begin
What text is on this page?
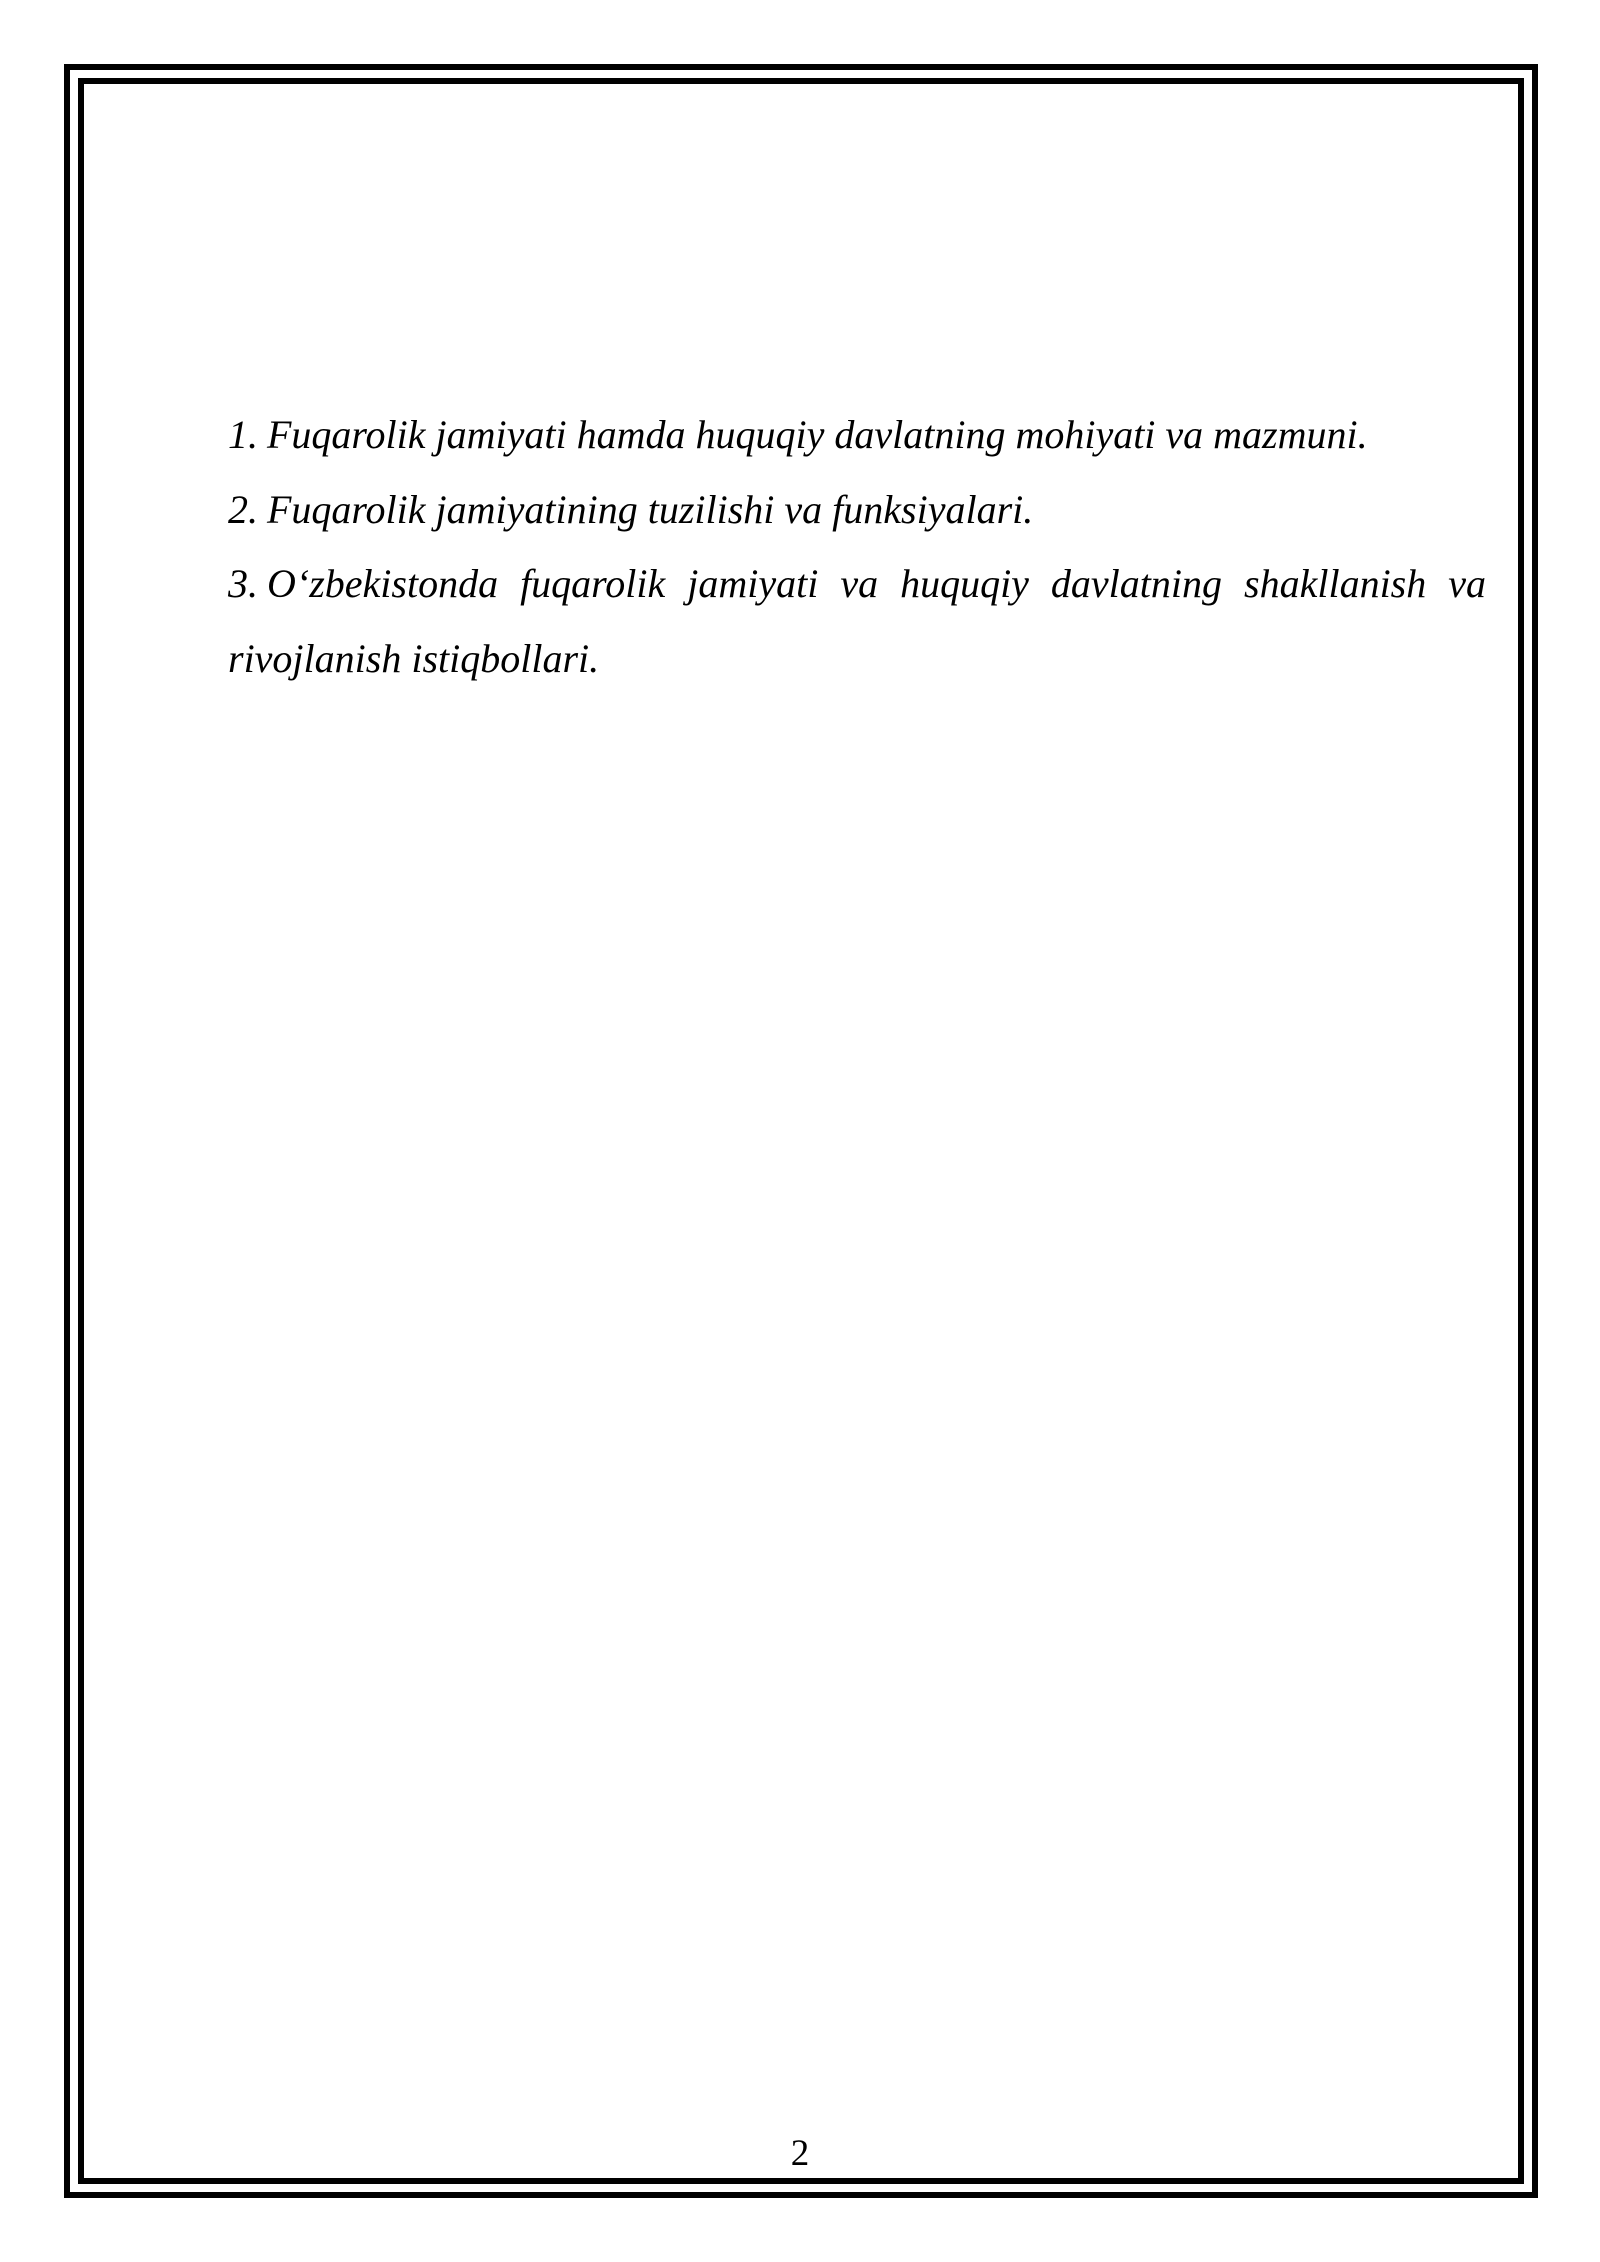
1. Fuqarolik jamiyati hamda huquqiy davlatning mohiyati va mazmuni.
2. Fuqarolik jamiyatining tuzilishi va funksiyalari.
3. O‘zbekistonda fuqarolik jamiyati va huquqiy davlatning shakllanish va rivojlanish istiqbollari.
2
end
### The exercise
Without including any pictures, print each record exactly.

### Output below
What text is on this page?
1. Fuqarolik jamiyati hamda huquqiy davlatning mohiyati va mazmuni.
2. Fuqarolik jamiyatining tuzilishi va funksiyalari.
3. O‘zbekistonda fuqarolik jamiyati va huquqiy davlatning shakllanish va rivojlanish istiqbollari.
2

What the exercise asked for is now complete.